> **WRITTEN INSTRUCTION**: Scan the lines below for the word "right". Copy each line you find it in.

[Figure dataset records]
════════════════

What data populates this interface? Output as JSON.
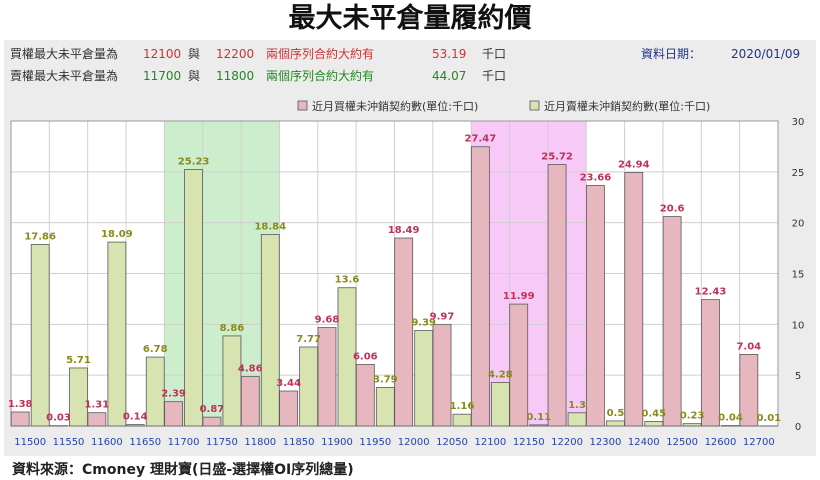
{
  "title": "最大未平倉量履約價",
  "info": {
    "call_row": {
      "label": "買權最大未平倉量為",
      "strike_low": "12100",
      "connector": "與",
      "strike_high": "12200",
      "text": "兩個序列合約大約有",
      "value": "53.19",
      "unit": "千口",
      "color": "#cc3333"
    },
    "put_row": {
      "label": "賣權最大未平倉量為",
      "strike_low": "11700",
      "connector": "與",
      "strike_high": "11800",
      "text": "兩個序列合約大約有",
      "value": "44.07",
      "unit": "千口",
      "color": "#228822"
    },
    "date_label": "資料日期：",
    "date_value": "2020/01/09",
    "date_color": "#223388"
  },
  "footer": "資料來源：Cmoney 理財寶(日盛-選擇權OI序列總量)",
  "chart_data": {
    "type": "bar",
    "categories": [
      "11500",
      "11550",
      "11600",
      "11650",
      "11700",
      "11750",
      "11800",
      "11850",
      "11900",
      "11950",
      "12000",
      "12050",
      "12100",
      "12150",
      "12200",
      "12300",
      "12400",
      "12500",
      "12600",
      "12700"
    ],
    "series": [
      {
        "name": "近月買權未沖銷契約數(單位:千口)",
        "color": "#e7b7bf",
        "label_color": "#c0305a",
        "values": [
          1.38,
          0.03,
          1.31,
          0.14,
          2.39,
          0.87,
          4.86,
          3.44,
          9.68,
          6.06,
          18.49,
          9.97,
          27.47,
          11.99,
          25.72,
          23.66,
          24.94,
          20.6,
          12.43,
          7.04
        ]
      },
      {
        "name": "近月賣權未沖銷契約數(單位:千口)",
        "color": "#d7e3b1",
        "label_color": "#8a8a1a",
        "values": [
          17.86,
          5.71,
          18.09,
          6.78,
          25.23,
          8.86,
          18.84,
          7.77,
          13.6,
          3.79,
          9.39,
          1.16,
          4.28,
          0.11,
          1.3,
          0.5,
          0.45,
          0.23,
          0.04,
          0.01
        ]
      }
    ],
    "value_labels": [
      [
        "1.38",
        "0.03",
        "1.31",
        "0.14",
        "2.39",
        "0.87",
        "4.86",
        "3.44",
        "9.68",
        "6.06",
        "18.49",
        "9.97",
        "27.47",
        "11.99",
        "25.72",
        "23.66",
        "24.94",
        "20.6",
        "12.43",
        "7.04"
      ],
      [
        "17.86",
        "5.71",
        "18.09",
        "6.78",
        "25.23",
        "8.86",
        "18.84",
        "7.77",
        "13.6",
        "3.79",
        "9.39",
        "1.16",
        "4.28",
        "0.11",
        "1.3",
        "0.5",
        "0.45",
        "0.23",
        "0.04",
        "0.01"
      ]
    ],
    "ylim": [
      0,
      30
    ],
    "yticks": [
      "0",
      "5",
      "10",
      "15",
      "20",
      "25",
      "30"
    ],
    "y_axis_side": "right",
    "grid": true,
    "highlights": [
      {
        "from": "11700",
        "to": "11800",
        "color": "#cdeecd"
      },
      {
        "from": "12100",
        "to": "12200",
        "color": "#f7c9f7"
      }
    ],
    "legend_position": "top-right"
  }
}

════════════════

> **THE RESULT**:
    "y_axis_side": "right",
    "legend_position": "top-right"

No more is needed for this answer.